Stated goal: Pick out the lines below that include the string "this".

Source records:
= = = = =
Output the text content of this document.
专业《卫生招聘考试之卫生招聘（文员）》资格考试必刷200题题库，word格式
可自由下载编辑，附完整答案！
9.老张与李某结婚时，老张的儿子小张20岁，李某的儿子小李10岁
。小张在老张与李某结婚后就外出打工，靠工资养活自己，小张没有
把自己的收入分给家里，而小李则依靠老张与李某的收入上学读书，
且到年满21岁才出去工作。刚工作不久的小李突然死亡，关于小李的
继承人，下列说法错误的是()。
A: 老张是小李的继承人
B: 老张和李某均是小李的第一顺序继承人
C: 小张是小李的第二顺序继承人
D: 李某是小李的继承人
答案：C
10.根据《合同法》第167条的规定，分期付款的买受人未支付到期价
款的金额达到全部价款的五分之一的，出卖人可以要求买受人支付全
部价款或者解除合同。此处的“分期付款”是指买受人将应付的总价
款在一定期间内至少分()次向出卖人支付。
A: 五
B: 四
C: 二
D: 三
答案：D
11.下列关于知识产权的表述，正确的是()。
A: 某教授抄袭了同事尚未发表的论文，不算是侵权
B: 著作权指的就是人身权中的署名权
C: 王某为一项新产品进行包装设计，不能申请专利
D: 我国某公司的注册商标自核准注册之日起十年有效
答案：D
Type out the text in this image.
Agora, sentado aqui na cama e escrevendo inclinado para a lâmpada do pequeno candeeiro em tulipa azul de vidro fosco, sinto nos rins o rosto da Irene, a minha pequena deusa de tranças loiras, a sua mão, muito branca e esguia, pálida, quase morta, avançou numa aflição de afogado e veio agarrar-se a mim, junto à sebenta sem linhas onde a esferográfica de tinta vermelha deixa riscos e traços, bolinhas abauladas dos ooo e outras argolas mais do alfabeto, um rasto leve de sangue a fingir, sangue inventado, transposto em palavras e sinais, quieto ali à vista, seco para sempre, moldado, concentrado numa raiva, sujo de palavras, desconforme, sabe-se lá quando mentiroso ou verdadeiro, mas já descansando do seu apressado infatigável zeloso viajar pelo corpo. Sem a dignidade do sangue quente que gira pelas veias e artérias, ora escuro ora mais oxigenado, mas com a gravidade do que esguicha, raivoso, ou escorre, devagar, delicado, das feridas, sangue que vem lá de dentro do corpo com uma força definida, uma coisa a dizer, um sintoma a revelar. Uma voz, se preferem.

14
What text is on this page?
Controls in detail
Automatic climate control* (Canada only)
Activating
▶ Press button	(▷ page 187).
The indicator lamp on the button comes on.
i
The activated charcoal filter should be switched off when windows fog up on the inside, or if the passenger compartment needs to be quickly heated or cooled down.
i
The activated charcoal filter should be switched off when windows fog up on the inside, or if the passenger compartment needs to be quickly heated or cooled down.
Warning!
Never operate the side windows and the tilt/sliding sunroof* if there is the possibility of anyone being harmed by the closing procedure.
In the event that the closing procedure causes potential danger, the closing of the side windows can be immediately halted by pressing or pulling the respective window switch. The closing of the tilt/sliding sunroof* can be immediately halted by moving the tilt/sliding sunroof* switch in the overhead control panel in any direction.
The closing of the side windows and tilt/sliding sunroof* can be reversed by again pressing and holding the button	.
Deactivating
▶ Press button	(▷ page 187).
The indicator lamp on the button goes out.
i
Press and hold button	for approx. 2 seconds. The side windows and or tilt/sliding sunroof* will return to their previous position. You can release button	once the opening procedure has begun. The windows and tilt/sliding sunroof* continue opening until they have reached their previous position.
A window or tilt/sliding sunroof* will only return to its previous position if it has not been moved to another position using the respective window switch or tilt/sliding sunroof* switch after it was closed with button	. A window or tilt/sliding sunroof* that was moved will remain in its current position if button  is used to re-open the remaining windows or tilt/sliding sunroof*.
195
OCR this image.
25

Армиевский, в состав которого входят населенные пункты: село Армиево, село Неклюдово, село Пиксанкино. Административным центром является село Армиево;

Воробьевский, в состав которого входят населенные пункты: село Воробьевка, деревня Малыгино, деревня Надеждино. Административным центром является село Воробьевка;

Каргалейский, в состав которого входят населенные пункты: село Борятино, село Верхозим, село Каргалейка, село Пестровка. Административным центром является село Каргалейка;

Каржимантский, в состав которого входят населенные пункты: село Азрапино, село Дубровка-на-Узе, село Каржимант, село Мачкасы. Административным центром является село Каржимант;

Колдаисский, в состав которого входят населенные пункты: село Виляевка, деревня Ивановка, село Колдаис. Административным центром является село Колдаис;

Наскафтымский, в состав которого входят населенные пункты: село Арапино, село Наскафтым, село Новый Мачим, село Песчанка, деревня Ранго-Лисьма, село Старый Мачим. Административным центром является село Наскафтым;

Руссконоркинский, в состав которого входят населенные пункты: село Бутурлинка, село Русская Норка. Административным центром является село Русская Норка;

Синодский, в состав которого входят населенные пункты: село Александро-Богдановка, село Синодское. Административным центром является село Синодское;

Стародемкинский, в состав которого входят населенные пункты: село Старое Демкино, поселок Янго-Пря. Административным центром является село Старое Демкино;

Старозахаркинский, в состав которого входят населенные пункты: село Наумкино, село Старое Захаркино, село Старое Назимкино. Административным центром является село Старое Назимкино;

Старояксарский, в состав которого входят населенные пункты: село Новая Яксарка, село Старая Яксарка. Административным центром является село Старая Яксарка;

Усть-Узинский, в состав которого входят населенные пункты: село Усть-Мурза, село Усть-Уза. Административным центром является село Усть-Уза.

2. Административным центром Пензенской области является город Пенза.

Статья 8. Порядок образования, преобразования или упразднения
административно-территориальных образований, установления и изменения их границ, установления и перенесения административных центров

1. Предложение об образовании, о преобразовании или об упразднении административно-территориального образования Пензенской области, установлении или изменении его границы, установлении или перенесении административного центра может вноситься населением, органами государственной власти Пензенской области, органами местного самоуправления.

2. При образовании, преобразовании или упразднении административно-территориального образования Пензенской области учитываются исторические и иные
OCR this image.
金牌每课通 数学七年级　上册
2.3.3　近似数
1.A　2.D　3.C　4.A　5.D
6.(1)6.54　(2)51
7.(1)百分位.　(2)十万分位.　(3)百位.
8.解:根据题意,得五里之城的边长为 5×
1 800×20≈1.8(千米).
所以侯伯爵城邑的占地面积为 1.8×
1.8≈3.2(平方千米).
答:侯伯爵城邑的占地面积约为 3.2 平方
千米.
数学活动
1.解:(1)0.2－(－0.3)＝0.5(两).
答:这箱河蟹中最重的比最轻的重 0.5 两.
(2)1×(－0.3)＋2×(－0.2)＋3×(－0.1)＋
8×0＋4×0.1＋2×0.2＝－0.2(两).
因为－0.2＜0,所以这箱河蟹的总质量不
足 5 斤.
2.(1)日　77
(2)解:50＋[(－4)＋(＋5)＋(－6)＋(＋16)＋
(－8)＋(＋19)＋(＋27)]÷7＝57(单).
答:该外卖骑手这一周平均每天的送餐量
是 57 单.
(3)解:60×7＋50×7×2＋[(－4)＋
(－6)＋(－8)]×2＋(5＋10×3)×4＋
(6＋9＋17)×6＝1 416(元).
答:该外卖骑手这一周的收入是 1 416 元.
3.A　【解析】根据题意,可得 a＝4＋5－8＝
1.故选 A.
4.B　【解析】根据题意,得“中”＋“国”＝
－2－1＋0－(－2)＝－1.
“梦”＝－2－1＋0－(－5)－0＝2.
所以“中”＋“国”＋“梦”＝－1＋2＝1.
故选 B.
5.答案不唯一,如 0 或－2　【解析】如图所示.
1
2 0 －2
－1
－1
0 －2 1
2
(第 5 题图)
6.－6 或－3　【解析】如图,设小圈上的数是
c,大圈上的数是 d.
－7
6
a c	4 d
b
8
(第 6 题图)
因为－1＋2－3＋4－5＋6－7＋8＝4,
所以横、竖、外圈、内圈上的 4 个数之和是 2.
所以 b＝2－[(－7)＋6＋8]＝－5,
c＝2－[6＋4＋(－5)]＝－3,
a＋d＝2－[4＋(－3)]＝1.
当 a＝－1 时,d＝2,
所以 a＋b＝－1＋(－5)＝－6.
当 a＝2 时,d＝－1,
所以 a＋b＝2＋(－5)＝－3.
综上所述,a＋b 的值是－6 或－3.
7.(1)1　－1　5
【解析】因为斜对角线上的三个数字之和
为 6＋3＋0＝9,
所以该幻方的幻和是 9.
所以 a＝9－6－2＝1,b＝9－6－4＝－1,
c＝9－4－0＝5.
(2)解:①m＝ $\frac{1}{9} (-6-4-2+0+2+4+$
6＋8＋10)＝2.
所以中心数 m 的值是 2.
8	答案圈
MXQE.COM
= = = = =
Result:
Output the text content of this document.
Type out the text in this image.
What text is on this page?
OCR this image.
OCR this image.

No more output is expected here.